[Stored data]
▬▬▬

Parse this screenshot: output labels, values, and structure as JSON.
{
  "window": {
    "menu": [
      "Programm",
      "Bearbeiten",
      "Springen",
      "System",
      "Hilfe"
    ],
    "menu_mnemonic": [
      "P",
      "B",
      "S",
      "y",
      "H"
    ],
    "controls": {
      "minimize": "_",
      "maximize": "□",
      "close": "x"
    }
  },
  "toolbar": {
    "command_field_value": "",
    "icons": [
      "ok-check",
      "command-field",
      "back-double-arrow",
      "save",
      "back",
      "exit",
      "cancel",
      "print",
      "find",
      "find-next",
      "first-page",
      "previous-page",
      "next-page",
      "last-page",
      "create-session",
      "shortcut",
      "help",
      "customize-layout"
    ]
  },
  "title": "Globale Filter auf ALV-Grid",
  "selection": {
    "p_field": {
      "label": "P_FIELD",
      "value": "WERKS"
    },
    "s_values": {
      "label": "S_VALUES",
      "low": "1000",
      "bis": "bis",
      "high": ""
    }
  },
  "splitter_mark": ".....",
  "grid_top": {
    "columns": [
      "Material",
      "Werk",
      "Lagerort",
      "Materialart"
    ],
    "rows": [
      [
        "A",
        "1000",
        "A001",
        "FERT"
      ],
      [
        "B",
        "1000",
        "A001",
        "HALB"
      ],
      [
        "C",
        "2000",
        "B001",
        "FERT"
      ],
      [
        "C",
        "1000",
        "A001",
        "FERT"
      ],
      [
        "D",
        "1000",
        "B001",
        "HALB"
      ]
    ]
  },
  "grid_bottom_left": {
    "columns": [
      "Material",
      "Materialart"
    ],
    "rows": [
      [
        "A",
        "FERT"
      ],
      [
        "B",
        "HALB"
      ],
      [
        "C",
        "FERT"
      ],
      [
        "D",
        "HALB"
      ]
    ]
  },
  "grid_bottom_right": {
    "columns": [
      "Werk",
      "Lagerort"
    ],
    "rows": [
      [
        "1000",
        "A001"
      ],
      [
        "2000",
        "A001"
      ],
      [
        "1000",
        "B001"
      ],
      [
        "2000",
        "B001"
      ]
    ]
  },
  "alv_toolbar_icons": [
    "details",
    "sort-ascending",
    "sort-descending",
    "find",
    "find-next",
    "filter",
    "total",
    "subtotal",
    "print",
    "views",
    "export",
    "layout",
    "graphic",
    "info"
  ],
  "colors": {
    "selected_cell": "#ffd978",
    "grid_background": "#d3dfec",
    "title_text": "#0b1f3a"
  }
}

▬▬▬

Exercise directions
All of the material above needs to be copied exactly.

Answer in full
Parse this screenshot: output labels, values, and structure as JSON.
{
  "window": {
    "menu": [
      "Programm",
      "Bearbeiten",
      "Springen",
      "System",
      "Hilfe"
    ],
    "menu_mnemonic": [
      "P",
      "B",
      "S",
      "y",
      "H"
    ],
    "controls": {
      "minimize": "_",
      "maximize": "□",
      "close": "x"
    }
  },
  "toolbar": {
    "command_field_value": "",
    "icons": [
      "ok-check",
      "command-field",
      "back-double-arrow",
      "save",
      "back",
      "exit",
      "cancel",
      "print",
      "find",
      "find-next",
      "first-page",
      "previous-page",
      "next-page",
      "last-page",
      "create-session",
      "shortcut",
      "help",
      "customize-layout"
    ]
  },
  "title": "Globale Filter auf ALV-Grid",
  "selection": {
    "p_field": {
      "label": "P_FIELD",
      "value": "WERKS"
    },
    "s_values": {
      "label": "S_VALUES",
      "low": "1000",
      "bis": "bis",
      "high": ""
    }
  },
  "splitter_mark": ".....",
  "grid_top": {
    "columns": [
      "Material",
      "Werk",
      "Lagerort",
      "Materialart"
    ],
    "rows": [
      [
        "A",
        "1000",
        "A001",
        "FERT"
      ],
      [
        "B",
        "1000",
        "A001",
        "HALB"
      ],
      [
        "C",
        "2000",
        "B001",
        "FERT"
      ],
      [
        "C",
        "1000",
        "A001",
        "FERT"
      ],
      [
        "D",
        "1000",
        "B001",
        "HALB"
      ]
    ]
  },
  "grid_bottom_left": {
    "columns": [
      "Material",
      "Materialart"
    ],
    "rows": [
      [
        "A",
        "FERT"
      ],
      [
        "B",
        "HALB"
      ],
      [
        "C",
        "FERT"
      ],
      [
        "D",
        "HALB"
      ]
    ]
  },
  "grid_bottom_right": {
    "columns": [
      "Werk",
      "Lagerort"
    ],
    "rows": [
      [
        "1000",
        "A001"
      ],
      [
        "2000",
        "A001"
      ],
      [
        "1000",
        "B001"
      ],
      [
        "2000",
        "B001"
      ]
    ]
  },
  "alv_toolbar_icons": [
    "details",
    "sort-ascending",
    "sort-descending",
    "find",
    "find-next",
    "filter",
    "total",
    "subtotal",
    "print",
    "views",
    "export",
    "layout",
    "graphic",
    "info"
  ],
  "colors": {
    "selected_cell": "#ffd978",
    "grid_background": "#d3dfec",
    "title_text": "#0b1f3a"
  }
}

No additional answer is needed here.